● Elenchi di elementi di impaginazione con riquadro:
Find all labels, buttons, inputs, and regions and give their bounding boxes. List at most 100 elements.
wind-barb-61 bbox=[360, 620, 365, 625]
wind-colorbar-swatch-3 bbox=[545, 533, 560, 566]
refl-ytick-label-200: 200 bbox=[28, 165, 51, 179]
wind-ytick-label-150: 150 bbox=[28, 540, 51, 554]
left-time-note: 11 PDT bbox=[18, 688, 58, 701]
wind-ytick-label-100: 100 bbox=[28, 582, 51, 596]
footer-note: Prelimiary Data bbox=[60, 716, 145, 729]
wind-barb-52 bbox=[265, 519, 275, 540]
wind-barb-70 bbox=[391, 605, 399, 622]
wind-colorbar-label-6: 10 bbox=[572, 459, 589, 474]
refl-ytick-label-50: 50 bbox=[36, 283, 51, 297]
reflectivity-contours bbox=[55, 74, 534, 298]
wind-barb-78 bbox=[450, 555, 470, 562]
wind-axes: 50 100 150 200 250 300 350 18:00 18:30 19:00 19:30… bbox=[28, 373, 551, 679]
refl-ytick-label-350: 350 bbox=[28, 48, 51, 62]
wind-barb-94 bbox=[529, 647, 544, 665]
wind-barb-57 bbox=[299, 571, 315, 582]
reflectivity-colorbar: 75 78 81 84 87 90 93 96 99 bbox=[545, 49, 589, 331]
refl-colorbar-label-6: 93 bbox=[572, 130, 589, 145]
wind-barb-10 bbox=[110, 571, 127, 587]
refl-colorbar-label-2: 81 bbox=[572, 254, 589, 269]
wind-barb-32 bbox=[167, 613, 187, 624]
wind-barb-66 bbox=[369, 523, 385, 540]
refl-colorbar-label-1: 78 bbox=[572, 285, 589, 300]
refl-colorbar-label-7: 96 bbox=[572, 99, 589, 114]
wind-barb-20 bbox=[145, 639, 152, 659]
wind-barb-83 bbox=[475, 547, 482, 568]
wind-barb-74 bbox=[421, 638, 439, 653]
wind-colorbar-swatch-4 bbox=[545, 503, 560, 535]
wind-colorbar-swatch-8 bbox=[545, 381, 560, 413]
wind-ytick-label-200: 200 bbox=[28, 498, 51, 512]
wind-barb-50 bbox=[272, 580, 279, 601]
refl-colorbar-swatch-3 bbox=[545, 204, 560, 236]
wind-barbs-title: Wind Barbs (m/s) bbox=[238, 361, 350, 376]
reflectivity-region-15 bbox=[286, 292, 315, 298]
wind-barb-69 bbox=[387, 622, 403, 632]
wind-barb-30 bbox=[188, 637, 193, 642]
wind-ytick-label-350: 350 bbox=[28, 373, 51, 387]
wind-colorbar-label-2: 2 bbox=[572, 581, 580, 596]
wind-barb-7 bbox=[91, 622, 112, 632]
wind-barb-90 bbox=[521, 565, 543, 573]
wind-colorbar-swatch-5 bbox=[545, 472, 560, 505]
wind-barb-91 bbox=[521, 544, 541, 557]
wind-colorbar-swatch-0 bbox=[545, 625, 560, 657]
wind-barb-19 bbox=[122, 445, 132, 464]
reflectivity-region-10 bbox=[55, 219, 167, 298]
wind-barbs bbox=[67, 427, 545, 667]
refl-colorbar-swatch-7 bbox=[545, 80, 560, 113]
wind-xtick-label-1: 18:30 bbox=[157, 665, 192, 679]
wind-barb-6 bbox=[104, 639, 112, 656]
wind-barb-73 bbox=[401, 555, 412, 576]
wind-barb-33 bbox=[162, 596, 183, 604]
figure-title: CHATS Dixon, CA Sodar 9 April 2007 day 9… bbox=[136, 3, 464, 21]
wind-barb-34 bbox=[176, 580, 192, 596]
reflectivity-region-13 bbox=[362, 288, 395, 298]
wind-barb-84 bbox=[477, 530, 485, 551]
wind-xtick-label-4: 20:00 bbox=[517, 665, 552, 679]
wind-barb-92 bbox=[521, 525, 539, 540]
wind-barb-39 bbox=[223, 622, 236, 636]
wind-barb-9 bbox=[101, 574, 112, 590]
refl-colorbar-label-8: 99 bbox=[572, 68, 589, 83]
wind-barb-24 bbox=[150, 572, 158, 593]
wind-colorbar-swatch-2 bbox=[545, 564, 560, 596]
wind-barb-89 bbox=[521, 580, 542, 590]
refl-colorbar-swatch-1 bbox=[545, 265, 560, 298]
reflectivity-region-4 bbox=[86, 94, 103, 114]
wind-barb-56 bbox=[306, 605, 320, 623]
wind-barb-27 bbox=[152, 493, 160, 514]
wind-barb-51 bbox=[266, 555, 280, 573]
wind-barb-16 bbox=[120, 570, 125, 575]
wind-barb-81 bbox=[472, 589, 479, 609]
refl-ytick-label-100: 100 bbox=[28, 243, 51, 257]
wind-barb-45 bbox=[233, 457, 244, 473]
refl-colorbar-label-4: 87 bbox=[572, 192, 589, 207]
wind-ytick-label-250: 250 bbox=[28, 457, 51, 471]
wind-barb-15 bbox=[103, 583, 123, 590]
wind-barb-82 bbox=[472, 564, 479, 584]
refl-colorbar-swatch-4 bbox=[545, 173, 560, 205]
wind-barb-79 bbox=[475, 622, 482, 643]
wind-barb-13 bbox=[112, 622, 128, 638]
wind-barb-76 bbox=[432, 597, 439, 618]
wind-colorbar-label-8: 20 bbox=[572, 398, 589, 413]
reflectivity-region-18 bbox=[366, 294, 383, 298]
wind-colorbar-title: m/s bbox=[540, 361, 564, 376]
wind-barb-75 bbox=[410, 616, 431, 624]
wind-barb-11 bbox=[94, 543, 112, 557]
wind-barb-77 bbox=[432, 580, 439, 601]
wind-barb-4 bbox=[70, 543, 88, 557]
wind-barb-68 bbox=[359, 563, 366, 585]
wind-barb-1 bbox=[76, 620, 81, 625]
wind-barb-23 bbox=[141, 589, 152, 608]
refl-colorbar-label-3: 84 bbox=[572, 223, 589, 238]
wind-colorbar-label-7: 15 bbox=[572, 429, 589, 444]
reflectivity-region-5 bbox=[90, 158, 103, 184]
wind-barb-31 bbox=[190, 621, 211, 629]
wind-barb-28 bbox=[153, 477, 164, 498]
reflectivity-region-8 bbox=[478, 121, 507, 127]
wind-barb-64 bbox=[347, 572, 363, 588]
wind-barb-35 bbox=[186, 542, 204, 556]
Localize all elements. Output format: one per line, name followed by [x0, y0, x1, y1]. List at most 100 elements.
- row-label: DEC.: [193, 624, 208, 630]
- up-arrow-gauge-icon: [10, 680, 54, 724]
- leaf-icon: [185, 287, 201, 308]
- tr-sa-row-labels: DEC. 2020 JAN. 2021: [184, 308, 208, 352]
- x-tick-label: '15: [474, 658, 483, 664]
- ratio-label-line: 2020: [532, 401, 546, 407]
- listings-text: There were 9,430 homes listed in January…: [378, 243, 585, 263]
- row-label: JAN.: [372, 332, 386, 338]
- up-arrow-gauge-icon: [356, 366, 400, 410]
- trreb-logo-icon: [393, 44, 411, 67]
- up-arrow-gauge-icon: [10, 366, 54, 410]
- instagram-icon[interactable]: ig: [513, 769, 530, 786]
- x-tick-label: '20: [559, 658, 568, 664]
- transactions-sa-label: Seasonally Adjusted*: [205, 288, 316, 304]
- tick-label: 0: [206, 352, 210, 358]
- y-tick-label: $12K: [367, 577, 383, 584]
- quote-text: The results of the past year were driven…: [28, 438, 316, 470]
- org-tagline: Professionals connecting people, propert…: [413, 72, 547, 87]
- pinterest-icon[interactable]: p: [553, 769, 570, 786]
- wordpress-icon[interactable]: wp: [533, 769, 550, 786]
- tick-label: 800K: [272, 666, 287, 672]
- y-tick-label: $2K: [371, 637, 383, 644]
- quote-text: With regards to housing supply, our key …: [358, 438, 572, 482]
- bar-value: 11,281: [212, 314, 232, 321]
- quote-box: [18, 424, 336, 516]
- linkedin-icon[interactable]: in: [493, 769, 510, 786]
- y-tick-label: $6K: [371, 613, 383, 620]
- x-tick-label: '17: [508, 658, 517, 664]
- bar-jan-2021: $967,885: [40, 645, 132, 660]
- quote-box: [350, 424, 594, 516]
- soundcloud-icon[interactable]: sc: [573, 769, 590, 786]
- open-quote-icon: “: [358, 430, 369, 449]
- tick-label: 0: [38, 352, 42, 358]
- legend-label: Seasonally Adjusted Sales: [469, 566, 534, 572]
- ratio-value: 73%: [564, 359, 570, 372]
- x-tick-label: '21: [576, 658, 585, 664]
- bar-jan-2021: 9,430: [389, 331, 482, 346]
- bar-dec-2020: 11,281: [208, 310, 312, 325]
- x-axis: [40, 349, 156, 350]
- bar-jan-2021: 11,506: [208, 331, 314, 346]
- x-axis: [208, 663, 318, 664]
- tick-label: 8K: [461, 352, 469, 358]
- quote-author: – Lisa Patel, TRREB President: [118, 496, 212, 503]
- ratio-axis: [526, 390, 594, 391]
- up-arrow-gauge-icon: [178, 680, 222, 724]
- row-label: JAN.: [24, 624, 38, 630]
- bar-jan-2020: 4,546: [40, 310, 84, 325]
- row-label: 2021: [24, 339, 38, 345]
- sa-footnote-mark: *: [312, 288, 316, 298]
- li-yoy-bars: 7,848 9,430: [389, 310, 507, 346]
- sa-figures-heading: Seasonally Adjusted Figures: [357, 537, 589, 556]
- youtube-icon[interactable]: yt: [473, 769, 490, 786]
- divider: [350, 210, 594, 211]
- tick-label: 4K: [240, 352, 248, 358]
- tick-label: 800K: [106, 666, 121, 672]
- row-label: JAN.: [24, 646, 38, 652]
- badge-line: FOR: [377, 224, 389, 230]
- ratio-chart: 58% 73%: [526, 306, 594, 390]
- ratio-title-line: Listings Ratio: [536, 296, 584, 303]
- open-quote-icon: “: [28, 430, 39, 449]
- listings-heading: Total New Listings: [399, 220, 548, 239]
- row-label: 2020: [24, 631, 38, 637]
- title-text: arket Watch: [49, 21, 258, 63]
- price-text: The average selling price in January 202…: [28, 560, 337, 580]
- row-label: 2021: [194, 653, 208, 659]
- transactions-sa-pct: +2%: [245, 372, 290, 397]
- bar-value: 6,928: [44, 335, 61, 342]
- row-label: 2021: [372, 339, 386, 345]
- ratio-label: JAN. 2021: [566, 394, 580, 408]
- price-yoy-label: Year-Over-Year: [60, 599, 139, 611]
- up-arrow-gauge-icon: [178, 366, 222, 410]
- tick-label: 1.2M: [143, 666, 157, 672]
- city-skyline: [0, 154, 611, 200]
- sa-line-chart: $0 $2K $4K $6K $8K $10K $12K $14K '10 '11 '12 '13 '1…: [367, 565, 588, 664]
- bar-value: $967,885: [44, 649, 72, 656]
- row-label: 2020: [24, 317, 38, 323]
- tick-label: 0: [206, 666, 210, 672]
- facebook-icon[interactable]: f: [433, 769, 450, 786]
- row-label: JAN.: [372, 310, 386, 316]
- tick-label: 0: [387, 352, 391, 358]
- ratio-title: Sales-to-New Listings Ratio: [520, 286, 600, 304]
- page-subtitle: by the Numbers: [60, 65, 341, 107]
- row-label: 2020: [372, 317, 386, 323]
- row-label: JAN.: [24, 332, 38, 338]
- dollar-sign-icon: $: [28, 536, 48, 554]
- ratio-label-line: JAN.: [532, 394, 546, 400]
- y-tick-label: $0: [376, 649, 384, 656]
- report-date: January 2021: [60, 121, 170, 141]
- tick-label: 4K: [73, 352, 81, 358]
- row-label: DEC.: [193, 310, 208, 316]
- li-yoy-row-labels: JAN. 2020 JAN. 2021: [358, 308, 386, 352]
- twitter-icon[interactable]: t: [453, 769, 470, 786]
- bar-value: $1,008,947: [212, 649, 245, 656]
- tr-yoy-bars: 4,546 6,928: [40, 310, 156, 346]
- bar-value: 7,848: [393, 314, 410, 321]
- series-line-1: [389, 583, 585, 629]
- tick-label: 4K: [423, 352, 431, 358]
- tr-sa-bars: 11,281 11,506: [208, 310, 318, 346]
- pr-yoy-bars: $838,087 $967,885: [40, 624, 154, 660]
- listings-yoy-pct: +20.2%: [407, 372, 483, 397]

● Esercizio:
Estrai e ricopia identiche le righe che vanno dall'inizio delle voci fino alla riga contenente "wind-barb-69 bbox=[387, 622, 403, 632]", prima e ultima riga comprese.

● Risultato del compito:
Find all labels, buttons, inputs, and regions and give their bounding boxes. List at most 100 elements.
wind-barb-61 bbox=[360, 620, 365, 625]
wind-colorbar-swatch-3 bbox=[545, 533, 560, 566]
refl-ytick-label-200: 200 bbox=[28, 165, 51, 179]
wind-ytick-label-150: 150 bbox=[28, 540, 51, 554]
left-time-note: 11 PDT bbox=[18, 688, 58, 701]
wind-ytick-label-100: 100 bbox=[28, 582, 51, 596]
footer-note: Prelimiary Data bbox=[60, 716, 145, 729]
wind-barb-52 bbox=[265, 519, 275, 540]
wind-barb-70 bbox=[391, 605, 399, 622]
wind-colorbar-label-6: 10 bbox=[572, 459, 589, 474]
refl-ytick-label-50: 50 bbox=[36, 283, 51, 297]
reflectivity-contours bbox=[55, 74, 534, 298]
wind-barb-78 bbox=[450, 555, 470, 562]
wind-axes: 50 100 150 200 250 300 350 18:00 18:30 19:00 19:30… bbox=[28, 373, 551, 679]
refl-ytick-label-350: 350 bbox=[28, 48, 51, 62]
wind-barb-94 bbox=[529, 647, 544, 665]
wind-barb-57 bbox=[299, 571, 315, 582]
reflectivity-colorbar: 75 78 81 84 87 90 93 96 99 bbox=[545, 49, 589, 331]
refl-colorbar-label-6: 93 bbox=[572, 130, 589, 145]
wind-barb-10 bbox=[110, 571, 127, 587]
refl-colorbar-label-2: 81 bbox=[572, 254, 589, 269]
wind-barb-32 bbox=[167, 613, 187, 624]
wind-barb-66 bbox=[369, 523, 385, 540]
refl-colorbar-label-1: 78 bbox=[572, 285, 589, 300]
refl-colorbar-label-7: 96 bbox=[572, 99, 589, 114]
wind-barb-20 bbox=[145, 639, 152, 659]
wind-barb-83 bbox=[475, 547, 482, 568]
wind-barb-74 bbox=[421, 638, 439, 653]
wind-colorbar-swatch-4 bbox=[545, 503, 560, 535]
wind-colorbar-swatch-8 bbox=[545, 381, 560, 413]
wind-ytick-label-200: 200 bbox=[28, 498, 51, 512]
wind-barb-50 bbox=[272, 580, 279, 601]
refl-colorbar-swatch-3 bbox=[545, 204, 560, 236]
wind-barbs-title: Wind Barbs (m/s) bbox=[238, 361, 350, 376]
reflectivity-region-15 bbox=[286, 292, 315, 298]
wind-barb-69 bbox=[387, 622, 403, 632]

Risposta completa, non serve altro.